--- Input records ---

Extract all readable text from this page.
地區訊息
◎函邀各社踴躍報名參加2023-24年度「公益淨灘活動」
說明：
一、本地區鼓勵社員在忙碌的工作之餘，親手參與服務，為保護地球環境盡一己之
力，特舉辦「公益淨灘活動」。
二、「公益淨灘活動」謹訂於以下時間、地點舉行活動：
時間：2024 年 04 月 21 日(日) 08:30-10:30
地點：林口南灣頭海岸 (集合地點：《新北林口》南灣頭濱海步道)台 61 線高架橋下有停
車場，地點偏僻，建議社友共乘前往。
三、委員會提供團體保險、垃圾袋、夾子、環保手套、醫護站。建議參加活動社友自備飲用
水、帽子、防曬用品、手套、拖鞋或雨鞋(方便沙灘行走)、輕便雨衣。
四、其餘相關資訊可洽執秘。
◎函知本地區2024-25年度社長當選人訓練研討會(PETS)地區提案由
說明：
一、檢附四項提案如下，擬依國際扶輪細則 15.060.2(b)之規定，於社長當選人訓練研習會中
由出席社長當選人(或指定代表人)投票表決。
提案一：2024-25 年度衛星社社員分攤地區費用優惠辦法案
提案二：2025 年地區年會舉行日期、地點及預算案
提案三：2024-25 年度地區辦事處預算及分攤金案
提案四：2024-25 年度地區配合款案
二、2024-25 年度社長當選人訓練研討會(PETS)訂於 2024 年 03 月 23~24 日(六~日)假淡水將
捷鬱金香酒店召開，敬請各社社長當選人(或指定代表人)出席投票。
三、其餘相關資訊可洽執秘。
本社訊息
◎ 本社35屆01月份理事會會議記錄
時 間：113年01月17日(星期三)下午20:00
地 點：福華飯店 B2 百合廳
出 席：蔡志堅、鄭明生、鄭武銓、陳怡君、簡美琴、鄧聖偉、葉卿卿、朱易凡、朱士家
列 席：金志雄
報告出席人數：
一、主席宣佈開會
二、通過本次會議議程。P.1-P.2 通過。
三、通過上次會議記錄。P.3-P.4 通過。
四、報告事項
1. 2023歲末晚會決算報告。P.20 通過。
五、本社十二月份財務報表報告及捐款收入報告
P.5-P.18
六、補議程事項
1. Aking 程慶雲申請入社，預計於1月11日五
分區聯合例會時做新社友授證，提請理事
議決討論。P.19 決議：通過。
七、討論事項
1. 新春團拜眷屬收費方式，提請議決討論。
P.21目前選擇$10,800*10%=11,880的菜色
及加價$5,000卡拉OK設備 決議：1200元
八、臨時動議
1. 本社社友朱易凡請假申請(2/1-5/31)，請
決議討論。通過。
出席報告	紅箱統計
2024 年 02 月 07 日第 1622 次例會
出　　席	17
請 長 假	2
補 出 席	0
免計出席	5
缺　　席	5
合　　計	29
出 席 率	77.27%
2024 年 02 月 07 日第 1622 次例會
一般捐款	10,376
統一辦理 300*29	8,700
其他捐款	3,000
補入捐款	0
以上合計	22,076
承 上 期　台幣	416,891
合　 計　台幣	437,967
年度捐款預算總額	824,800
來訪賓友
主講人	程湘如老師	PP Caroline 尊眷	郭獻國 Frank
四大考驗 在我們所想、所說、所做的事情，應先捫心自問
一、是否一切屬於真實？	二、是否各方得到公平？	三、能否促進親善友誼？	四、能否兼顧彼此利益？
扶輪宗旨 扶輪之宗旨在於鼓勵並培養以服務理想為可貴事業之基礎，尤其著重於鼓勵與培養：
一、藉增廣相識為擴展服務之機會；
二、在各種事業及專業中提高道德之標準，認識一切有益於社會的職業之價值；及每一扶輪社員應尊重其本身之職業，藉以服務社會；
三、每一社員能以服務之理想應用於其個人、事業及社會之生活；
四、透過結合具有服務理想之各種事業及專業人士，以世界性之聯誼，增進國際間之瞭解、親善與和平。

---

Select and copy each line from the data that includes the word "或指定代表人".

*Correct response*
由出席社長當選人(或指定代表人)投票表決。
捷鬱金香酒店召開，敬請各社社長當選人(或指定代表人)出席投票。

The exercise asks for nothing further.